**Input material:**
------

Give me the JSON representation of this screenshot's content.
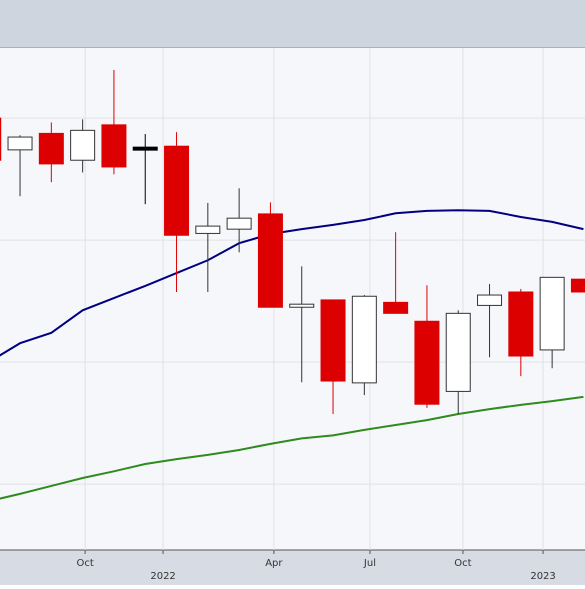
{
  "chart_data": {
    "type": "candlestick",
    "x": [
      -1,
      0,
      1,
      2,
      3,
      4,
      5,
      6,
      7,
      8,
      9,
      10,
      11,
      12,
      13,
      14,
      15,
      16,
      17,
      18
    ],
    "open": [
      80.0,
      74.8,
      77.5,
      73.1,
      78.9,
      75.0,
      75.4,
      61.1,
      61.8,
      64.3,
      49.0,
      50.2,
      36.6,
      49.8,
      46.7,
      35.2,
      49.3,
      51.5,
      42.0,
      53.6
    ],
    "high": [
      80.5,
      77.2,
      79.3,
      79.8,
      87.9,
      77.4,
      77.7,
      66.1,
      68.5,
      66.2,
      55.7,
      50.2,
      51.0,
      61.3,
      52.6,
      48.5,
      52.8,
      52.0,
      53.9,
      53.6
    ],
    "low": [
      72.8,
      67.2,
      69.5,
      71.1,
      70.8,
      65.9,
      51.5,
      51.5,
      58.0,
      49.0,
      36.7,
      31.5,
      34.6,
      48.0,
      32.5,
      31.5,
      40.8,
      37.7,
      39.0,
      51.5
    ],
    "close": [
      73.1,
      76.9,
      72.5,
      78.0,
      72.0,
      75.0,
      60.8,
      62.3,
      63.6,
      49.0,
      49.5,
      36.9,
      50.8,
      48.0,
      33.1,
      48.0,
      51.0,
      41.0,
      53.9,
      51.5
    ],
    "up_color": "#ffffff",
    "down_color": "#dd0000",
    "flat_color": "#000000",
    "lines": [
      {
        "color": "#000080",
        "values": [
          40.0,
          43.1,
          44.8,
          48.5,
          50.5,
          52.5,
          54.6,
          56.7,
          59.5,
          61.0,
          61.8,
          62.5,
          63.3,
          64.4,
          64.8,
          64.9,
          64.8,
          63.8,
          63.0,
          61.8
        ]
      },
      {
        "color": "#2e8b1e",
        "values": [
          17.2,
          18.4,
          19.7,
          21.0,
          22.1,
          23.3,
          24.1,
          24.8,
          25.6,
          26.6,
          27.5,
          28.0,
          28.9,
          29.7,
          30.5,
          31.5,
          32.3,
          33.0,
          33.6,
          34.3
        ]
      }
    ],
    "xlim": [
      -0.64,
      18.05
    ],
    "ylim": [
      9.2,
      91.5
    ],
    "xticks": [
      {
        "value": 2.08,
        "label": "Oct"
      },
      {
        "value": 4.57,
        "label": "2022"
      },
      {
        "value": 8.11,
        "label": "Apr"
      },
      {
        "value": 11.18,
        "label": "Jul"
      },
      {
        "value": 14.15,
        "label": "Oct"
      },
      {
        "value": 16.71,
        "label": "2023"
      }
    ],
    "gridlines_y": [
      20,
      40,
      60,
      80
    ],
    "grid": true
  }
}
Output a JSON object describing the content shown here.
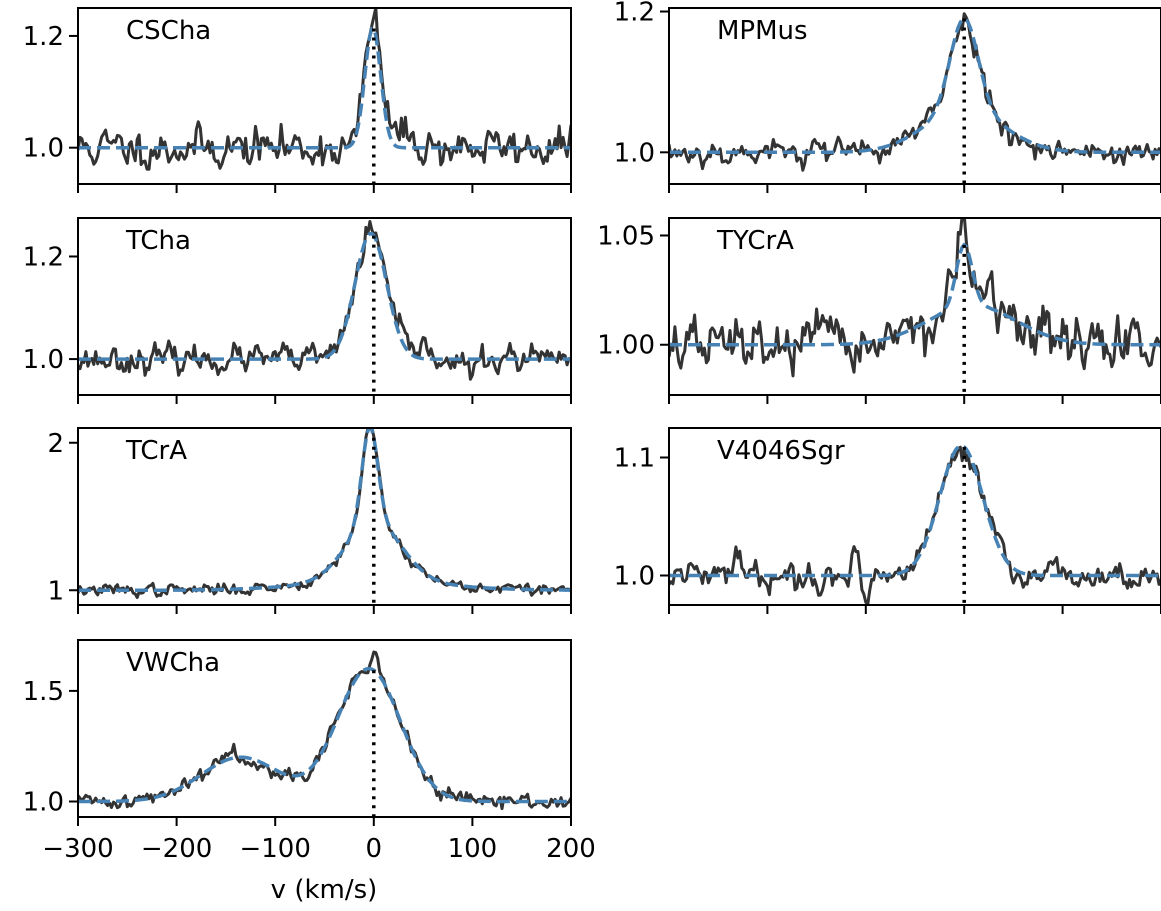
{
  "chart_data": {
    "type": "line",
    "xlabel": "v (km/s)",
    "xlim": [
      -300,
      200
    ],
    "x_ticks": [
      -300,
      -200,
      -100,
      0,
      100,
      200
    ],
    "x_tick_labels": [
      "−300",
      "−200",
      "−100",
      "0",
      "100",
      "200"
    ],
    "colors": {
      "observed": "#333333",
      "model": "#4682b4",
      "reference": "#000000"
    },
    "panels": [
      {
        "label": "CSCha",
        "ylim": [
          0.935,
          1.25
        ],
        "y_ticks": [
          1.0,
          1.2
        ],
        "y_tick_labels": [
          "1.0",
          "1.2"
        ],
        "model": [
          {
            "amp": 0.215,
            "center": -1,
            "sigma": 8
          }
        ],
        "observed_noise": 0.016,
        "observed_extra": [
          {
            "amp": 0.025,
            "center": 20,
            "sigma": 18
          }
        ],
        "seed": 11
      },
      {
        "label": "TCha",
        "ylim": [
          0.93,
          1.275
        ],
        "y_ticks": [
          1.0,
          1.2
        ],
        "y_tick_labels": [
          "1.0",
          "1.2"
        ],
        "model": [
          {
            "amp": 0.245,
            "center": -3,
            "sigma": 16
          }
        ],
        "observed_noise": 0.012,
        "observed_extra": [
          {
            "amp": 0.02,
            "center": 50,
            "sigma": 12
          },
          {
            "amp": -0.02,
            "center": 95,
            "sigma": 10
          }
        ],
        "seed": 23
      },
      {
        "label": "TCrA",
        "ylim": [
          0.9,
          2.1
        ],
        "y_ticks": [
          1,
          2
        ],
        "y_tick_labels": [
          "1",
          "2"
        ],
        "model": [
          {
            "amp": 0.65,
            "center": -4,
            "sigma": 8
          },
          {
            "amp": 0.4,
            "center": 0,
            "sigma": 28
          },
          {
            "amp": 0.06,
            "center": 0,
            "sigma": 70
          }
        ],
        "observed_noise": 0.018,
        "observed_extra": [],
        "seed": 37
      },
      {
        "label": "VWCha",
        "ylim": [
          0.93,
          1.73
        ],
        "y_ticks": [
          1.0,
          1.5
        ],
        "y_tick_labels": [
          "1.0",
          "1.5"
        ],
        "model": [
          {
            "amp": 0.6,
            "center": -5,
            "sigma": 32
          },
          {
            "amp": 0.2,
            "center": -135,
            "sigma": 40
          }
        ],
        "observed_noise": 0.016,
        "observed_extra": [
          {
            "amp": 0.06,
            "center": 0,
            "sigma": 5
          },
          {
            "amp": 0.04,
            "center": -150,
            "sigma": 8
          }
        ],
        "seed": 41
      },
      {
        "label": "MPMus",
        "ylim": [
          0.955,
          1.205
        ],
        "y_ticks": [
          1.0,
          1.2
        ],
        "y_tick_labels": [
          "1.0",
          "1.2"
        ],
        "model": [
          {
            "amp": 0.13,
            "center": 0,
            "sigma": 14
          },
          {
            "amp": 0.06,
            "center": 0,
            "sigma": 40
          }
        ],
        "observed_noise": 0.008,
        "observed_extra": [
          {
            "amp": 0.03,
            "center": -152,
            "sigma": 3
          }
        ],
        "seed": 53
      },
      {
        "label": "TYCrA",
        "ylim": [
          0.977,
          1.058
        ],
        "y_ticks": [
          1.0,
          1.05
        ],
        "y_tick_labels": [
          "1.00",
          "1.05"
        ],
        "model": [
          {
            "amp": 0.028,
            "center": 0,
            "sigma": 8
          },
          {
            "amp": 0.018,
            "center": 8,
            "sigma": 45
          }
        ],
        "observed_noise": 0.0055,
        "observed_extra": [],
        "seed": 67
      },
      {
        "label": "V4046Sgr",
        "ylim": [
          0.975,
          1.125
        ],
        "y_ticks": [
          1.0,
          1.1
        ],
        "y_tick_labels": [
          "1.0",
          "1.1"
        ],
        "model": [
          {
            "amp": 0.11,
            "center": -3,
            "sigma": 22
          }
        ],
        "observed_noise": 0.005,
        "observed_extra": [
          {
            "amp": 0.022,
            "center": -230,
            "sigma": 3
          },
          {
            "amp": 0.022,
            "center": -110,
            "sigma": 3
          },
          {
            "amp": -0.018,
            "center": -100,
            "sigma": 3
          }
        ],
        "seed": 79
      }
    ]
  }
}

------

Without including any picture, retype the entries exactly.

**Solution:**
Give me the JSON representation of this screenshot's content.
{
  "chart_data": {
    "type": "candlestick",
    "x": [
      -1,
      0,
      1,
      2,
      3,
      4,
      5,
      6,
      7,
      8,
      9,
      10,
      11,
      12,
      13,
      14,
      15,
      16,
      17,
      18
    ],
    "open": [
      80.0,
      74.8,
      77.5,
      73.1,
      78.9,
      75.0,
      75.4,
      61.1,
      61.8,
      64.3,
      49.0,
      50.2,
      36.6,
      49.8,
      46.7,
      35.2,
      49.3,
      51.5,
      42.0,
      53.6
    ],
    "high": [
      80.5,
      77.2,
      79.3,
      79.8,
      87.9,
      77.4,
      77.7,
      66.1,
      68.5,
      66.2,
      55.7,
      50.2,
      51.0,
      61.3,
      52.6,
      48.5,
      52.8,
      52.0,
      53.9,
      53.6
    ],
    "low": [
      72.8,
      67.2,
      69.5,
      71.1,
      70.8,
      65.9,
      51.5,
      51.5,
      58.0,
      49.0,
      36.7,
      31.5,
      34.6,
      48.0,
      32.5,
      31.5,
      40.8,
      37.7,
      39.0,
      51.5
    ],
    "close": [
      73.1,
      76.9,
      72.5,
      78.0,
      72.0,
      75.0,
      60.8,
      62.3,
      63.6,
      49.0,
      49.5,
      36.9,
      50.8,
      48.0,
      33.1,
      48.0,
      51.0,
      41.0,
      53.9,
      51.5
    ],
    "up_color": "#ffffff",
    "down_color": "#dd0000",
    "flat_color": "#000000",
    "lines": [
      {
        "color": "#000080",
        "values": [
          40.0,
          43.1,
          44.8,
          48.5,
          50.5,
          52.5,
          54.6,
          56.7,
          59.5,
          61.0,
          61.8,
          62.5,
          63.3,
          64.4,
          64.8,
          64.9,
          64.8,
          63.8,
          63.0,
          61.8
        ]
      },
      {
        "color": "#2e8b1e",
        "values": [
          17.2,
          18.4,
          19.7,
          21.0,
          22.1,
          23.3,
          24.1,
          24.8,
          25.6,
          26.6,
          27.5,
          28.0,
          28.9,
          29.7,
          30.5,
          31.5,
          32.3,
          33.0,
          33.6,
          34.3
        ]
      }
    ],
    "xlim": [
      -0.64,
      18.05
    ],
    "ylim": [
      9.2,
      91.5
    ],
    "xticks": [
      {
        "value": 2.08,
        "label": "Oct"
      },
      {
        "value": 4.57,
        "label": "2022"
      },
      {
        "value": 8.11,
        "label": "Apr"
      },
      {
        "value": 11.18,
        "label": "Jul"
      },
      {
        "value": 14.15,
        "label": "Oct"
      },
      {
        "value": 16.71,
        "label": "2023"
      }
    ],
    "gridlines_y": [
      20,
      40,
      60,
      80
    ],
    "grid": true
  }
}
Output a JSON object describing the content shown here.
{
  "chart_data": {
    "type": "line",
    "xlabel": "v (km/s)",
    "xlim": [
      -300,
      200
    ],
    "x_ticks": [
      -300,
      -200,
      -100,
      0,
      100,
      200
    ],
    "x_tick_labels": [
      "−300",
      "−200",
      "−100",
      "0",
      "100",
      "200"
    ],
    "colors": {
      "observed": "#333333",
      "model": "#4682b4",
      "reference": "#000000"
    },
    "panels": [
      {
        "label": "CSCha",
        "ylim": [
          0.935,
          1.25
        ],
        "y_ticks": [
          1.0,
          1.2
        ],
        "y_tick_labels": [
          "1.0",
          "1.2"
        ],
        "model": [
          {
            "amp": 0.215,
            "center": -1,
            "sigma": 8
          }
        ],
        "observed_noise": 0.016,
        "observed_extra": [
          {
            "amp": 0.025,
            "center": 20,
            "sigma": 18
          }
        ],
        "seed": 11
      },
      {
        "label": "TCha",
        "ylim": [
          0.93,
          1.275
        ],
        "y_ticks": [
          1.0,
          1.2
        ],
        "y_tick_labels": [
          "1.0",
          "1.2"
        ],
        "model": [
          {
            "amp": 0.245,
            "center": -3,
            "sigma": 16
          }
        ],
        "observed_noise": 0.012,
        "observed_extra": [
          {
            "amp": 0.02,
            "center": 50,
            "sigma": 12
          },
          {
            "amp": -0.02,
            "center": 95,
            "sigma": 10
          }
        ],
        "seed": 23
      },
      {
        "label": "TCrA",
        "ylim": [
          0.9,
          2.1
        ],
        "y_ticks": [
          1,
          2
        ],
        "y_tick_labels": [
          "1",
          "2"
        ],
        "model": [
          {
            "amp": 0.65,
            "center": -4,
            "sigma": 8
          },
          {
            "amp": 0.4,
            "center": 0,
            "sigma": 28
          },
          {
            "amp": 0.06,
            "center": 0,
            "sigma": 70
          }
        ],
        "observed_noise": 0.018,
        "observed_extra": [],
        "seed": 37
      },
      {
        "label": "VWCha",
        "ylim": [
          0.93,
          1.73
        ],
        "y_ticks": [
          1.0,
          1.5
        ],
        "y_tick_labels": [
          "1.0",
          "1.5"
        ],
        "model": [
          {
            "amp": 0.6,
            "center": -5,
            "sigma": 32
          },
          {
            "amp": 0.2,
            "center": -135,
            "sigma": 40
          }
        ],
        "observed_noise": 0.016,
        "observed_extra": [
          {
            "amp": 0.06,
            "center": 0,
            "sigma": 5
          },
          {
            "amp": 0.04,
            "center": -150,
            "sigma": 8
          }
        ],
        "seed": 41
      },
      {
        "label": "MPMus",
        "ylim": [
          0.955,
          1.205
        ],
        "y_ticks": [
          1.0,
          1.2
        ],
        "y_tick_labels": [
          "1.0",
          "1.2"
        ],
        "model": [
          {
            "amp": 0.13,
            "center": 0,
            "sigma": 14
          },
          {
            "amp": 0.06,
            "center": 0,
            "sigma": 40
          }
        ],
        "observed_noise": 0.008,
        "observed_extra": [
          {
            "amp": 0.03,
            "center": -152,
            "sigma": 3
          }
        ],
        "seed": 53
      },
      {
        "label": "TYCrA",
        "ylim": [
          0.977,
          1.058
        ],
        "y_ticks": [
          1.0,
          1.05
        ],
        "y_tick_labels": [
          "1.00",
          "1.05"
        ],
        "model": [
          {
            "amp": 0.028,
            "center": 0,
            "sigma": 8
          },
          {
            "amp": 0.018,
            "center": 8,
            "sigma": 45
          }
        ],
        "observed_noise": 0.0055,
        "observed_extra": [],
        "seed": 67
      },
      {
        "label": "V4046Sgr",
        "ylim": [
          0.975,
          1.125
        ],
        "y_ticks": [
          1.0,
          1.1
        ],
        "y_tick_labels": [
          "1.0",
          "1.1"
        ],
        "model": [
          {
            "amp": 0.11,
            "center": -3,
            "sigma": 22
          }
        ],
        "observed_noise": 0.005,
        "observed_extra": [
          {
            "amp": 0.022,
            "center": -230,
            "sigma": 3
          },
          {
            "amp": 0.022,
            "center": -110,
            "sigma": 3
          },
          {
            "amp": -0.018,
            "center": -100,
            "sigma": 3
          }
        ],
        "seed": 79
      }
    ]
  }
}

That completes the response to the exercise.